▸ WHAT IS ASKED
Across the material below, how many lines contain the word "张家营村"? Give only the number.

-------

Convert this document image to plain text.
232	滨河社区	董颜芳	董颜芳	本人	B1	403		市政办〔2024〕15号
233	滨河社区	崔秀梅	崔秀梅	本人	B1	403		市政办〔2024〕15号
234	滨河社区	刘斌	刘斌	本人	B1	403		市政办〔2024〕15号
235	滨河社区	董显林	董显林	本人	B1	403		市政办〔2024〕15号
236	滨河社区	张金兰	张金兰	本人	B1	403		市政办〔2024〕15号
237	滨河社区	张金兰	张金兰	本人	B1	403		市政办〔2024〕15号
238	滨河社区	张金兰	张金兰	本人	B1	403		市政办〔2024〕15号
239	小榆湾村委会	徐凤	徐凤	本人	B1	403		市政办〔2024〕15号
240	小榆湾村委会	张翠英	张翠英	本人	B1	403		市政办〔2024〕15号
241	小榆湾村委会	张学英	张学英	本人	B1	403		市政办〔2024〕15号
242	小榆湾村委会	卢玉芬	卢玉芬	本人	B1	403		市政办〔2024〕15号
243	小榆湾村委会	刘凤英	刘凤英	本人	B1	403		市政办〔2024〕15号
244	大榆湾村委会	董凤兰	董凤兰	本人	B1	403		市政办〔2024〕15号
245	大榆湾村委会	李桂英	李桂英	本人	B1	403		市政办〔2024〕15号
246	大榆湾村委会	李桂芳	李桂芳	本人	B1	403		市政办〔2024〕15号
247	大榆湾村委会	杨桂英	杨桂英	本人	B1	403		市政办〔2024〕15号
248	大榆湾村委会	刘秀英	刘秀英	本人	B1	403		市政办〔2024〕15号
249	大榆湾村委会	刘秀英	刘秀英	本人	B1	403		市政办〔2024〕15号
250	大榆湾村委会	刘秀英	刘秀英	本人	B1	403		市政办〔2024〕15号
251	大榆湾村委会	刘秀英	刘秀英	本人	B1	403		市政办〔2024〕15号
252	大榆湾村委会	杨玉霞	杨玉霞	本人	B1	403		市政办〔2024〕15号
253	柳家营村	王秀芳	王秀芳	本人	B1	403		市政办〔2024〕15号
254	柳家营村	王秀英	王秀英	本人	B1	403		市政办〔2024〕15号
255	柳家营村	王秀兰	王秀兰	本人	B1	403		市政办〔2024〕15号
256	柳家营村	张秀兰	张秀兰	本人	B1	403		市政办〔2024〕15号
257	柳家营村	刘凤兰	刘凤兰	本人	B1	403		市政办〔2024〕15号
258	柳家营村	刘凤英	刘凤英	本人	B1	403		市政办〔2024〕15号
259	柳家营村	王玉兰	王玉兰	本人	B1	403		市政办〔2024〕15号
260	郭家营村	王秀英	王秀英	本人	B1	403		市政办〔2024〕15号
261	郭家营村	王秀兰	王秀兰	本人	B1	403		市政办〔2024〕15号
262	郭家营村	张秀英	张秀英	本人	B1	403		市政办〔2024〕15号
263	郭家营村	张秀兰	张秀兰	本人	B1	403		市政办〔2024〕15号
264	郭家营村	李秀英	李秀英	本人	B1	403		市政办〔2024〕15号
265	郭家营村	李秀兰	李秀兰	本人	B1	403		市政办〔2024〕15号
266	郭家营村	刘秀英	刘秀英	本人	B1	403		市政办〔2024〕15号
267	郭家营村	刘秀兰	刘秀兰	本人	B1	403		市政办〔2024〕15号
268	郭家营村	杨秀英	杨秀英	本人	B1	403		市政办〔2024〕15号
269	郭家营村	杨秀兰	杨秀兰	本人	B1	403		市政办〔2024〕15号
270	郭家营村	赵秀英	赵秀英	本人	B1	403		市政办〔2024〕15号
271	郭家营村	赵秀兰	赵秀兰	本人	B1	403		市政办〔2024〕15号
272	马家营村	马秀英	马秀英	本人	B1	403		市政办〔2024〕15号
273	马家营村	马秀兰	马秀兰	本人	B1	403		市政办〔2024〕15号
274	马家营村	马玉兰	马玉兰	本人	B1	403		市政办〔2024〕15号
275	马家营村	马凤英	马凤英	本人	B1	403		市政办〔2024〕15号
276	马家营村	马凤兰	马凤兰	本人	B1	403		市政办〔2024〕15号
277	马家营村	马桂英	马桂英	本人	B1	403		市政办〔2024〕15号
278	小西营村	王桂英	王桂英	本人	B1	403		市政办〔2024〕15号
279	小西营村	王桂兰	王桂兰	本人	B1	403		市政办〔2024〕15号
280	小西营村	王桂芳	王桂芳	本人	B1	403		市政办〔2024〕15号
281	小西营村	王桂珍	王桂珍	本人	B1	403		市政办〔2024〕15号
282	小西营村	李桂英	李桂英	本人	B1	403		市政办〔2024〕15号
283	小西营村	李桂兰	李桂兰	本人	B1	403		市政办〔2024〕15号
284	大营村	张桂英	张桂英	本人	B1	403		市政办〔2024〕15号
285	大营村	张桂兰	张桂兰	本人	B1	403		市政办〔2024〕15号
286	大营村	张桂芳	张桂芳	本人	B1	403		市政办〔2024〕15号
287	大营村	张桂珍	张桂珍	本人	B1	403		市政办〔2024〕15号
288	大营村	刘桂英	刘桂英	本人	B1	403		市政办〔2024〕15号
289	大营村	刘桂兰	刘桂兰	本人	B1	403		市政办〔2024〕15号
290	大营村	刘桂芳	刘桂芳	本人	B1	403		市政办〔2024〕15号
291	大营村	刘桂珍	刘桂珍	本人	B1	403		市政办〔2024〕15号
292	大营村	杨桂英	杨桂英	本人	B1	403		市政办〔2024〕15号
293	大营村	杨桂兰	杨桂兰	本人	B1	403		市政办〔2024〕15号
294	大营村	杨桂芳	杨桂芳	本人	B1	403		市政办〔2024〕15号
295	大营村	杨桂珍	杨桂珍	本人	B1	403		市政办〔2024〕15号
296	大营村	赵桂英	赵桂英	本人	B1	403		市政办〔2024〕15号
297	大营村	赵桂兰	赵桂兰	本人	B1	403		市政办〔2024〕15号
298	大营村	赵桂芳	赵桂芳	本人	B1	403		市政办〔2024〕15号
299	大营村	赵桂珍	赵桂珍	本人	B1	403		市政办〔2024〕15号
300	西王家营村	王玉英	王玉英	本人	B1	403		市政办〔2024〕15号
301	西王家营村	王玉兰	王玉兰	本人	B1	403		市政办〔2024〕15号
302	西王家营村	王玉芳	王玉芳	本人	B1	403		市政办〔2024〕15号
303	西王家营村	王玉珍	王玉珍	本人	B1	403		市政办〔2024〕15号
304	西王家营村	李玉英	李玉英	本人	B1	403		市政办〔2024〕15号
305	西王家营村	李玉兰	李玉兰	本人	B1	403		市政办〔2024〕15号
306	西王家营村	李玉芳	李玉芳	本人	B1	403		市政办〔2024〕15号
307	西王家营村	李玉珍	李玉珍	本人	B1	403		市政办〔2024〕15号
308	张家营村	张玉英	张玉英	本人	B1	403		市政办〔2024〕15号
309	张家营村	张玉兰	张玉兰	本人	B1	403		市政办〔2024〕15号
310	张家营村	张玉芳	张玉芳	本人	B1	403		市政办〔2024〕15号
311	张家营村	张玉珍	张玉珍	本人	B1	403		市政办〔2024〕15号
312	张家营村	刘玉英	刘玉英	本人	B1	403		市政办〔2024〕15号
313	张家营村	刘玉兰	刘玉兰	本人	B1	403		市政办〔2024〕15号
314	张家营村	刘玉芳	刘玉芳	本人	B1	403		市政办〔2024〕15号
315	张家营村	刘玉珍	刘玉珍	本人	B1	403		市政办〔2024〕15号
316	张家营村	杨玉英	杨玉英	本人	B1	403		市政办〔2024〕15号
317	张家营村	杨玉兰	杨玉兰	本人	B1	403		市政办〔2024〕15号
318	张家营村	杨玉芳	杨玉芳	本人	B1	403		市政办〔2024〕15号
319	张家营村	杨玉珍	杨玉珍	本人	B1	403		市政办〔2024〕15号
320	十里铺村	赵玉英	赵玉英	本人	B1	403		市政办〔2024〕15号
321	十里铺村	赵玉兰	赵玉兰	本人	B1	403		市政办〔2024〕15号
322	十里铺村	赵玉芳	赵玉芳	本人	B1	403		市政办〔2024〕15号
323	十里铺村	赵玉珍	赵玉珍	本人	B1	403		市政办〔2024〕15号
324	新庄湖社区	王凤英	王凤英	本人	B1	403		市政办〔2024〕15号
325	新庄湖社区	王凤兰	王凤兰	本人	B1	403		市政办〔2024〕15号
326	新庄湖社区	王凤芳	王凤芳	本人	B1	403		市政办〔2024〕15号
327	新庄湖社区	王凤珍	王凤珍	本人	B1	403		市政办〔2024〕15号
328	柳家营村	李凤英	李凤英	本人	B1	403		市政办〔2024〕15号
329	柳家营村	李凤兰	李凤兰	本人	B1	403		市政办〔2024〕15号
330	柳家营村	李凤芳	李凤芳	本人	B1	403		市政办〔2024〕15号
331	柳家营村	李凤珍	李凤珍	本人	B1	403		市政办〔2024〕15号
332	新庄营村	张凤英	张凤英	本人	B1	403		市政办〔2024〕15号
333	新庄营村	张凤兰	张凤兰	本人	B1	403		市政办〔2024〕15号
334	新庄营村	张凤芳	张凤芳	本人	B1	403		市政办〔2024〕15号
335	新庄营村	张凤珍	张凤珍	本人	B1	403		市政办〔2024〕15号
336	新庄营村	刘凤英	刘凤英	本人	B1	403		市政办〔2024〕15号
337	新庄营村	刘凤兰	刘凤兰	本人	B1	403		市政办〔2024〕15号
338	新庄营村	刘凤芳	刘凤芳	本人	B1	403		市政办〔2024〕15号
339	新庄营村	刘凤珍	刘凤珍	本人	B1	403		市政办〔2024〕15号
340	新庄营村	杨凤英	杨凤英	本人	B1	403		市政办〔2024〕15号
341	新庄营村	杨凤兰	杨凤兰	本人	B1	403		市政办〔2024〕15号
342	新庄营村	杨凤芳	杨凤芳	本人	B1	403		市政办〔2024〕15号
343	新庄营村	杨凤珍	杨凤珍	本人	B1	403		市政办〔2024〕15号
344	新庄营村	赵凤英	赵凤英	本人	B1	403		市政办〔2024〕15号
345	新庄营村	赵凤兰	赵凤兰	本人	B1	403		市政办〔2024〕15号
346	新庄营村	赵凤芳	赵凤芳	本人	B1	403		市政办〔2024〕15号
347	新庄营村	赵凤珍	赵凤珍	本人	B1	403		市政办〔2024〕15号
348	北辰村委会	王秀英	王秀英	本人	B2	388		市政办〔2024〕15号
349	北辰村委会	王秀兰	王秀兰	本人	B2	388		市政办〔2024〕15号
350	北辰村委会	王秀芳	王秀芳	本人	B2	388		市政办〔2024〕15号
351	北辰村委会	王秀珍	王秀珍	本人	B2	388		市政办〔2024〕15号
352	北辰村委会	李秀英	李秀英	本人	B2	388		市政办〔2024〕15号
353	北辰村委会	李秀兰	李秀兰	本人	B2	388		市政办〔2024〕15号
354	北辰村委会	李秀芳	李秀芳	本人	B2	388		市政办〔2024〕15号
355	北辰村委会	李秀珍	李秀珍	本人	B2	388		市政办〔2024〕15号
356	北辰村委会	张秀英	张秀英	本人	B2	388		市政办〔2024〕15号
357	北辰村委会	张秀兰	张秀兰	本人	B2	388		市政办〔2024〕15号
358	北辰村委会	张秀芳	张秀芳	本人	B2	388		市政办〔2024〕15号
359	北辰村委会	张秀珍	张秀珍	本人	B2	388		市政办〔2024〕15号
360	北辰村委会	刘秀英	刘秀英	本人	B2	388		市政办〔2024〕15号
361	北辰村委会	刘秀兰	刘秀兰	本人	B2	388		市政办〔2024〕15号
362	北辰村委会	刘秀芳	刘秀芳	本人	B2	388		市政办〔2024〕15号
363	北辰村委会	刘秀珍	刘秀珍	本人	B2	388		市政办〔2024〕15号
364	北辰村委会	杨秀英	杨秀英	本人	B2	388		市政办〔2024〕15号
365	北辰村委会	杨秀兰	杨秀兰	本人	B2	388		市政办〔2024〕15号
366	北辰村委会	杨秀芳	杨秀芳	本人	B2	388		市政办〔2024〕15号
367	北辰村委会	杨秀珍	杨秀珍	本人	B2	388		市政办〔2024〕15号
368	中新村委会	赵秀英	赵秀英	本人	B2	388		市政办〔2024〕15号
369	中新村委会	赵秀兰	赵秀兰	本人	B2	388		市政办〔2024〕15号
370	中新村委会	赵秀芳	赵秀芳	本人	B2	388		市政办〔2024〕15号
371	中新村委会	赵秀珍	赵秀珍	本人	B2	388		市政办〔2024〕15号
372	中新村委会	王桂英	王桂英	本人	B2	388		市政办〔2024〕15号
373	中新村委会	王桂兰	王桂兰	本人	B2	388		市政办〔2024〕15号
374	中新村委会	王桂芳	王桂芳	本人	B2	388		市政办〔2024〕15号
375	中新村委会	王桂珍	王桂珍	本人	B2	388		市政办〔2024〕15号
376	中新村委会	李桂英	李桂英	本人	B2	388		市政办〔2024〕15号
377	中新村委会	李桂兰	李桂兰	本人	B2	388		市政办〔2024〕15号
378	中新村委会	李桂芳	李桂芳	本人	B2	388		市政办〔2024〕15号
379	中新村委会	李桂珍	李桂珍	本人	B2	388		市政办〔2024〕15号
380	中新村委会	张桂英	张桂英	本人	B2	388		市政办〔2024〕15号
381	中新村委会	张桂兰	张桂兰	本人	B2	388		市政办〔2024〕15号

-------

▸ SOLUTION
12